- _Written instruction 1_: List the three questions the court of appeal summary says arose on appeal, by the heading each one carries.

Those with primary LLR and a current BRP or eVisa can usually provide instant proof. Those on section 3C leave typically cannot: their BRP has an expired date, and they have no eVisa yet. They are reliant on third parties using ECS, LCS or other Home Office status enquiry systems, which involve delay, uncertainty and reliance on the other party’s willingness to check.


3. Issues Before the Court of Appeal

On appeal, three main public law questions arose:

  1. Wednesbury irrationality (Ground 1)
    Was it irrational for the Secretary of State not to provide migrants on section 3C leave with a form of immediately accessible digital documentation (eVisa or equivalent) proving their current lawful status, given the acknowledged hardships caused?
  2. Padfield principle (Cross-appeal)
    Was the failure to provide such documentation contrary to the policy and objects of the immigration statutes (section 3C and the hostile environment legislation), so as to offend the Padfield principle?
  3. Section 55 BCIA 2009 (Ground 2)
    Did the Secretary of State breach the duty to make arrangements ensuring that immigration functions are discharged having regard to the best interests of children in the UK by failing, when deciding not to document section 3C leave, to consider the adverse impact on children of adults’ inability to prove lawful status?

Only the first two grounds were finally determined in this judgment; the section 55 ground is adjourned for further submissions.


4. Summary of the Judgment

4.1 Wednesbury Unreasonableness: Appeal Allowed

The Court of Appeal reversed Cavanagh J’s finding that the Secretary of State had acted irrationally in not providing immediate digital proof of section 3C leave to all affected migrants. Underhill LJ (with whom the other Lords Justices agreed) held:

  • The evidence showed that some migrants on section 3C leave do suffer serious hardship because they cannot prove status instantly, but the scale and distribution of that hardship across the large cohort (up to 370,000) is uncertain.
  • While immediate demonstrability is desirable, it is not mandated by the “legislative purpose” of section 3C or the hostile environment measures; Parliament left the mode and timing of documentation to the Secretary of State’s discretion.
  • The existence and gradual roll-out of eVisas does not prove that it was practically possible or administratively rational to provide digital proof to all those already on section 3C leave at once.
  • The burden of proof in a rationality challenge lies on the claimants; they failed to show that the staged implementation of digital status, and the absence of immediate eVisas for current 3C holders, was outside the range of reasonable decisions open to the Secretary of State.

Accordingly, the High Court’s declaration that the failure to provide digital documentation was Wednesbury-unreasonable was set aside.

4.2 Padfield: Cross-Appeal Dismissed

Cavanagh J had rejected the Padfield ground, and the Court of Appeal agreed, dismissing the cross-appeal. The Padfield principle, which requires statutory powers to be exercised to promote statutory objectives, was held:

  • to be inapplicable where no specific statutory power or discretion concerning documentation is being used; and
  • in any event, not breached on the facts, because the Secretary of State’s approach to documentation did not frustrate the purpose of section 3C or the hostile environment legislation.

- _Written instruction 2_: Copy the lines of the records from the first one through the line holding "hvpoc-legend[interactable]: HVPoC_VPVR 100", inclusive, replacing "candle-body" with "candle" throughout and changing nothing else.

- _Raw records_:
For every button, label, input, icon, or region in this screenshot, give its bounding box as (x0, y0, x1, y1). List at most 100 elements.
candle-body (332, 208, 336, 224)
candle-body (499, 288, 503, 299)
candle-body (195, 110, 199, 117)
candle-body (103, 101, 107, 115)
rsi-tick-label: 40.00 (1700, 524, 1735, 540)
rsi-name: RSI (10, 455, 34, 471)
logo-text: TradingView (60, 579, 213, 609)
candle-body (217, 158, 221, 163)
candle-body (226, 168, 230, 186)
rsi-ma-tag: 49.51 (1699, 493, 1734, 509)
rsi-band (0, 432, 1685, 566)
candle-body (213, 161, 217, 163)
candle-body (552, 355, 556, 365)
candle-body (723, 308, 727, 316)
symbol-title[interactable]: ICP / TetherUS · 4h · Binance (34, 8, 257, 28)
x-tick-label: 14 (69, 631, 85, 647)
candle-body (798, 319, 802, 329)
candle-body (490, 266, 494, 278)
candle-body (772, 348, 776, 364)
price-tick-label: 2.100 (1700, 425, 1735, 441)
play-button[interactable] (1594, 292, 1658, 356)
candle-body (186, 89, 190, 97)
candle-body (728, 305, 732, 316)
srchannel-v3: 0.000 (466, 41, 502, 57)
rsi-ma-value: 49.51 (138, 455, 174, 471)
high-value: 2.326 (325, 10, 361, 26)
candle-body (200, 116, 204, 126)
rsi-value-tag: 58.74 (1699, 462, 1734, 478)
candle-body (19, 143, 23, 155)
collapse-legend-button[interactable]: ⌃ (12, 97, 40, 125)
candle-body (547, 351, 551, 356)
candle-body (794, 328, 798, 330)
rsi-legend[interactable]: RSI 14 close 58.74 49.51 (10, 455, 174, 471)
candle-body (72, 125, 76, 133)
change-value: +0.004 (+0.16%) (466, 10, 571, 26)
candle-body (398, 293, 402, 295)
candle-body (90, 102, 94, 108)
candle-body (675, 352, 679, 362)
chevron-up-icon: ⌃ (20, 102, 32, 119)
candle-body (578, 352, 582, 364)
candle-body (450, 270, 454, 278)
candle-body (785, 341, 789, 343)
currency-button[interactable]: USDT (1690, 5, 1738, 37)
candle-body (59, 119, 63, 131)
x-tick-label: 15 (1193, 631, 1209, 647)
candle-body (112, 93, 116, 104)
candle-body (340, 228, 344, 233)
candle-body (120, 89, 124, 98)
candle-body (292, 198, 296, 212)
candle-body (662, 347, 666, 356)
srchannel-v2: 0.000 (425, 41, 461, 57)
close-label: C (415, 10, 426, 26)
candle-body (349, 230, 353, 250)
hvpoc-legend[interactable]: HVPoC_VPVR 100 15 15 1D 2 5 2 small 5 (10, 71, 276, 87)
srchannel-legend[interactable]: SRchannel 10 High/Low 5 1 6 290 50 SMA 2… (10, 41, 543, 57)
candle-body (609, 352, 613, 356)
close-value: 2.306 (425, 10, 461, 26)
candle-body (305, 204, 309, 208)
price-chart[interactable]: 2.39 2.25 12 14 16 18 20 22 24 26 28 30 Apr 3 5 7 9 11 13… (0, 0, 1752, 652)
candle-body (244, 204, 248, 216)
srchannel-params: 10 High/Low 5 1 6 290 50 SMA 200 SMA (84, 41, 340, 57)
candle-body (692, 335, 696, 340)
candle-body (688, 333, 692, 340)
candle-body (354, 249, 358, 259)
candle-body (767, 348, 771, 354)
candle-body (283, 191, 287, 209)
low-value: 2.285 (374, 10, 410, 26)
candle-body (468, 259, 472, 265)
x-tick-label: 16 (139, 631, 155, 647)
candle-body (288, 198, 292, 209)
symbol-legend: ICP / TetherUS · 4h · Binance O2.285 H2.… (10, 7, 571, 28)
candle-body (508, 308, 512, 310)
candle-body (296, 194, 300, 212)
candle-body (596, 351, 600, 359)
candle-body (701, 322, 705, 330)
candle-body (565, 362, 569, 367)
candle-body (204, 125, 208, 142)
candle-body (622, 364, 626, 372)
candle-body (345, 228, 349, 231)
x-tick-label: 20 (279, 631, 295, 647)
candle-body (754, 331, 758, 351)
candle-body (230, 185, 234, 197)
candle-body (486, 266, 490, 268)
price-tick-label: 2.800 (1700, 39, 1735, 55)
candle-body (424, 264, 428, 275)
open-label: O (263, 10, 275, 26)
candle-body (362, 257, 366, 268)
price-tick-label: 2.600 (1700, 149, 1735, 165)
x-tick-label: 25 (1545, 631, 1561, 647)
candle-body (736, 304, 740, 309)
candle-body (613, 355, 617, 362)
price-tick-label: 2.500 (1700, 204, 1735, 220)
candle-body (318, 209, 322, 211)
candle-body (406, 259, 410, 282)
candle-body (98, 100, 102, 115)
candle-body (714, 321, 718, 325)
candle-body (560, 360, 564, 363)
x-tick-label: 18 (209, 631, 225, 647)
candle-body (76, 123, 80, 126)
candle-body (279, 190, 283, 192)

- _Problem solution 1_:
1. Wednesbury irrationality (Ground 1)
2. Padfield principle (Cross-appeal)
3. Section 55 BCIA 2009 (Ground 2)

- _Problem solution 2_:
For every button, label, input, icon, or region in this screenshot, give its bounding box as (x0, y0, x1, y1). List at most 100 elements.
candle (332, 208, 336, 224)
candle (499, 288, 503, 299)
candle (195, 110, 199, 117)
candle (103, 101, 107, 115)
rsi-tick-label: 40.00 (1700, 524, 1735, 540)
rsi-name: RSI (10, 455, 34, 471)
logo-text: TradingView (60, 579, 213, 609)
candle (217, 158, 221, 163)
candle (226, 168, 230, 186)
rsi-ma-tag: 49.51 (1699, 493, 1734, 509)
rsi-band (0, 432, 1685, 566)
candle (213, 161, 217, 163)
candle (552, 355, 556, 365)
candle (723, 308, 727, 316)
symbol-title[interactable]: ICP / TetherUS · 4h · Binance (34, 8, 257, 28)
x-tick-label: 14 (69, 631, 85, 647)
candle (798, 319, 802, 329)
candle (490, 266, 494, 278)
candle (772, 348, 776, 364)
price-tick-label: 2.100 (1700, 425, 1735, 441)
play-button[interactable] (1594, 292, 1658, 356)
candle (186, 89, 190, 97)
candle (728, 305, 732, 316)
srchannel-v3: 0.000 (466, 41, 502, 57)
rsi-ma-value: 49.51 (138, 455, 174, 471)
high-value: 2.326 (325, 10, 361, 26)
candle (200, 116, 204, 126)
rsi-value-tag: 58.74 (1699, 462, 1734, 478)
candle (19, 143, 23, 155)
collapse-legend-button[interactable]: ⌃ (12, 97, 40, 125)
candle (547, 351, 551, 356)
candle (794, 328, 798, 330)
rsi-legend[interactable]: RSI 14 close 58.74 49.51 (10, 455, 174, 471)
candle (72, 125, 76, 133)
change-value: +0.004 (+0.16%) (466, 10, 571, 26)
candle (398, 293, 402, 295)
candle (90, 102, 94, 108)
candle (675, 352, 679, 362)
chevron-up-icon: ⌃ (20, 102, 32, 119)
candle (578, 352, 582, 364)
candle (450, 270, 454, 278)
candle (785, 341, 789, 343)
currency-button[interactable]: USDT (1690, 5, 1738, 37)
candle (59, 119, 63, 131)
x-tick-label: 15 (1193, 631, 1209, 647)
candle (112, 93, 116, 104)
candle (340, 228, 344, 233)
candle (120, 89, 124, 98)
candle (292, 198, 296, 212)
candle (662, 347, 666, 356)
srchannel-v2: 0.000 (425, 41, 461, 57)
close-label: C (415, 10, 426, 26)
candle (349, 230, 353, 250)
hvpoc-legend[interactable]: HVPoC_VPVR 100 15 15 1D 2 5 2 small 5 (10, 71, 276, 87)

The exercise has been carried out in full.